GIVEN INSTRUCTION: Copy the lines holding the word "spec", all of them.

------------------------------

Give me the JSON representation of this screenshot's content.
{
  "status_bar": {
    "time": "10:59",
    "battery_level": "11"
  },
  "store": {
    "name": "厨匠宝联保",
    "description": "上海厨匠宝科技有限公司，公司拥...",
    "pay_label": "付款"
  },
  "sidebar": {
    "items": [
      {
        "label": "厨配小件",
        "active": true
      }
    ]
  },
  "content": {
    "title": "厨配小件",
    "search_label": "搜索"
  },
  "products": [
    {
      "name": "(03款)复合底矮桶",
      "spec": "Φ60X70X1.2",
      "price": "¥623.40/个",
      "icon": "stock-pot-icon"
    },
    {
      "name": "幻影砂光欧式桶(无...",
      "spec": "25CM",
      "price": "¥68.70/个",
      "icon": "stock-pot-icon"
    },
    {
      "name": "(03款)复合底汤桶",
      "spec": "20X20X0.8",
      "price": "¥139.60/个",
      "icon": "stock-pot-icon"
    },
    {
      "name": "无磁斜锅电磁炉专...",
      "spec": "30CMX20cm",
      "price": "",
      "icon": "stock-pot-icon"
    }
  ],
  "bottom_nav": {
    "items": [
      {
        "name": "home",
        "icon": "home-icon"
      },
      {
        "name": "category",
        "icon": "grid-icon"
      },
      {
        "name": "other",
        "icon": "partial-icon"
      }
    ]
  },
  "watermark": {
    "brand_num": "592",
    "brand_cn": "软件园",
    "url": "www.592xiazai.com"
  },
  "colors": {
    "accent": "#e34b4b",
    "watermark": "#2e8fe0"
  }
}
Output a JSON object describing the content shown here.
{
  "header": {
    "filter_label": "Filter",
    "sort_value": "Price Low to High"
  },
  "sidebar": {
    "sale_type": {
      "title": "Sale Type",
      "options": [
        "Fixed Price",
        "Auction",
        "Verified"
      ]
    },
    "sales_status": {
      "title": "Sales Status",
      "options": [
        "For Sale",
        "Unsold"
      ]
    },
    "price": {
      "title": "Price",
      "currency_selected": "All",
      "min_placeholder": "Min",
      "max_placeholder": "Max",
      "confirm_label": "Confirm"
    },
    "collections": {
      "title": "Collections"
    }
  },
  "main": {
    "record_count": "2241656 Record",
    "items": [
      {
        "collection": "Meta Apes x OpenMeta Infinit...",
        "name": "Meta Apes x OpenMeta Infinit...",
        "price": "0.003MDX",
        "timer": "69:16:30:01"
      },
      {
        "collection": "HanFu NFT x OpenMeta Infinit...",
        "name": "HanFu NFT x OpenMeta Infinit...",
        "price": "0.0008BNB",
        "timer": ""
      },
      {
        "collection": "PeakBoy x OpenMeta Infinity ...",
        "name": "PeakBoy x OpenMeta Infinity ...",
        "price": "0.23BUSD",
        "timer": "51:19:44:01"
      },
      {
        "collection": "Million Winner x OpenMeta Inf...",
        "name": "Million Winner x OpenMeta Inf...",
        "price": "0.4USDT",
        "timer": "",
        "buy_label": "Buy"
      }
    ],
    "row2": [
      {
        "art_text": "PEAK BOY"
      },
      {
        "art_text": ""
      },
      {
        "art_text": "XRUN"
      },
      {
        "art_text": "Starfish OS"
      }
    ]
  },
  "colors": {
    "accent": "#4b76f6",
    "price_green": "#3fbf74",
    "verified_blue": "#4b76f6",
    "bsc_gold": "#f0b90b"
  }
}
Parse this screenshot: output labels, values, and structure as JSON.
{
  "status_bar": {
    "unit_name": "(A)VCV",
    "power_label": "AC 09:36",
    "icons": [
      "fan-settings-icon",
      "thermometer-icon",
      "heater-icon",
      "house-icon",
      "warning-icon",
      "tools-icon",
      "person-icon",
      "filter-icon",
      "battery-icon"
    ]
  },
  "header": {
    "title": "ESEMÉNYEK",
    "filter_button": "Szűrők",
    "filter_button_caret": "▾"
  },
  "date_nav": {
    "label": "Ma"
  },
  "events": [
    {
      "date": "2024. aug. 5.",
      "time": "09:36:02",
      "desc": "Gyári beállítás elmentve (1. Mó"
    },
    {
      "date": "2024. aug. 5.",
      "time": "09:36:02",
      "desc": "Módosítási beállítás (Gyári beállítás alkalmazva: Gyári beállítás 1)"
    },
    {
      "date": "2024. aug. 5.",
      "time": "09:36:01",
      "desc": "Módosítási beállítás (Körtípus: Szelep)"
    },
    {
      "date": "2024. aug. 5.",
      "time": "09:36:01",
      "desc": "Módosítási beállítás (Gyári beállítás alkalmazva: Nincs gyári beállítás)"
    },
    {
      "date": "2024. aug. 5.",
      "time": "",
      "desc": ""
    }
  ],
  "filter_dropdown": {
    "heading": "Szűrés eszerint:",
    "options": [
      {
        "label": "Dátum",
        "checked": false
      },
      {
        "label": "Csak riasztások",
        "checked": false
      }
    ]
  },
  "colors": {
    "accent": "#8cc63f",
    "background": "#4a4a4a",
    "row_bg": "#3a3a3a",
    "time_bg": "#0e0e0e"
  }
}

------------------------------

WRITTEN RESPONSE:
      "spec": "Φ60X70X1.2",
      "spec": "25CM",
      "spec": "20X20X0.8",
      "spec": "30CMX20cm",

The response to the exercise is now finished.